Write out the complete material exactly as it stands.

##### Stored records

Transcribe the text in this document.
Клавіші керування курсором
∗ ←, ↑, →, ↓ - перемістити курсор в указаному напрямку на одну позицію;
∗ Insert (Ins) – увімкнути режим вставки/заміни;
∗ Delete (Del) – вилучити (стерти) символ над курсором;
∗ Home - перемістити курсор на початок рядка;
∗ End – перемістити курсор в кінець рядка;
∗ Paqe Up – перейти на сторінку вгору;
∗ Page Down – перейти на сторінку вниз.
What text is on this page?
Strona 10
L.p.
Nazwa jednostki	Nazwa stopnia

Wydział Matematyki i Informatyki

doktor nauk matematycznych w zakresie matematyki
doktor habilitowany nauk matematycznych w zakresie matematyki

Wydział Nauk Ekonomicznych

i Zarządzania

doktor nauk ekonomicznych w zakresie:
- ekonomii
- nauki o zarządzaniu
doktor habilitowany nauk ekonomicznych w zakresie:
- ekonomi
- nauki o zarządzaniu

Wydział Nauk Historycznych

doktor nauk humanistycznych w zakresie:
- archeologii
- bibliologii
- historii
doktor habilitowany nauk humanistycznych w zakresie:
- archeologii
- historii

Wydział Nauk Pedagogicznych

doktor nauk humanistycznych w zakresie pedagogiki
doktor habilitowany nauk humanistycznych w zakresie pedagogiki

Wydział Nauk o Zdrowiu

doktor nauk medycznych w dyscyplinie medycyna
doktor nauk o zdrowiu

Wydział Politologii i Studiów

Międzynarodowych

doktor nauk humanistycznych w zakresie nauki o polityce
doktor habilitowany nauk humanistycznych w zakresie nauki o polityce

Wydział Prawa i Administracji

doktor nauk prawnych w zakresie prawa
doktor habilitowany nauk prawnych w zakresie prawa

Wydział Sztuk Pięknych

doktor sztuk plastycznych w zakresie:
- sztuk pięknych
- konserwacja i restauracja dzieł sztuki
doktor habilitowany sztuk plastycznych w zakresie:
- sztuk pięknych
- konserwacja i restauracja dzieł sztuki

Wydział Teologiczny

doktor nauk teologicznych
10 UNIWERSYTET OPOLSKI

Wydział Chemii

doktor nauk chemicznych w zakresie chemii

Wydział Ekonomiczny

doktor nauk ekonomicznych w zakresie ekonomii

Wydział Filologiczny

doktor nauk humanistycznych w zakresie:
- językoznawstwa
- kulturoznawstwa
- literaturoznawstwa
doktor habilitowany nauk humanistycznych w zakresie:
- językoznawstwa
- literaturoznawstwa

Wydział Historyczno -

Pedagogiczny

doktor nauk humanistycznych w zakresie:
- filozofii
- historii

##########

Complete answer:
Transcribe the text in this document.
Клавіші керування курсором
∗ ←, ↑, →, ↓ - перемістити курсор в указаному напрямку на одну позицію;
∗ Insert (Ins) – увімкнути режим вставки/заміни;
∗ Delete (Del) – вилучити (стерти) символ над курсором;
∗ Home - перемістити курсор на початок рядка;
∗ End – перемістити курсор в кінець рядка;
∗ Paqe Up – перейти на сторінку вгору;
∗ Page Down – перейти на сторінку вниз.
What text is on this page?
Strona 10
L.p.
Nazwa jednostki	Nazwa stopnia

Wydział Matematyki i Informatyki

doktor nauk matematycznych w zakresie matematyki
doktor habilitowany nauk matematycznych w zakresie matematyki

Wydział Nauk Ekonomicznych

i Zarządzania

doktor nauk ekonomicznych w zakresie:
- ekonomii
- nauki o zarządzaniu
doktor habilitowany nauk ekonomicznych w zakresie:
- ekonomi
- nauki o zarządzaniu

Wydział Nauk Historycznych

doktor nauk humanistycznych w zakresie:
- archeologii
- bibliologii
- historii
doktor habilitowany nauk humanistycznych w zakresie:
- archeologii
- historii

Wydział Nauk Pedagogicznych

doktor nauk humanistycznych w zakresie pedagogiki
doktor habilitowany nauk humanistycznych w zakresie pedagogiki

Wydział Nauk o Zdrowiu

doktor nauk medycznych w dyscyplinie medycyna
doktor nauk o zdrowiu

Wydział Politologii i Studiów

Międzynarodowych

doktor nauk humanistycznych w zakresie nauki o polityce
doktor habilitowany nauk humanistycznych w zakresie nauki o polityce

Wydział Prawa i Administracji

doktor nauk prawnych w zakresie prawa
doktor habilitowany nauk prawnych w zakresie prawa

Wydział Sztuk Pięknych

doktor sztuk plastycznych w zakresie:
- sztuk pięknych
- konserwacja i restauracja dzieł sztuki
doktor habilitowany sztuk plastycznych w zakresie:
- sztuk pięknych
- konserwacja i restauracja dzieł sztuki

Wydział Teologiczny

doktor nauk teologicznych
10 UNIWERSYTET OPOLSKI

Wydział Chemii

doktor nauk chemicznych w zakresie chemii

Wydział Ekonomiczny

doktor nauk ekonomicznych w zakresie ekonomii

Wydział Filologiczny

doktor nauk humanistycznych w zakresie:
- językoznawstwa
- kulturoznawstwa
- literaturoznawstwa
doktor habilitowany nauk humanistycznych w zakresie:
- językoznawstwa
- literaturoznawstwa

Wydział Historyczno -

Pedagogiczny

doktor nauk humanistycznych w zakresie:
- filozofii
- historii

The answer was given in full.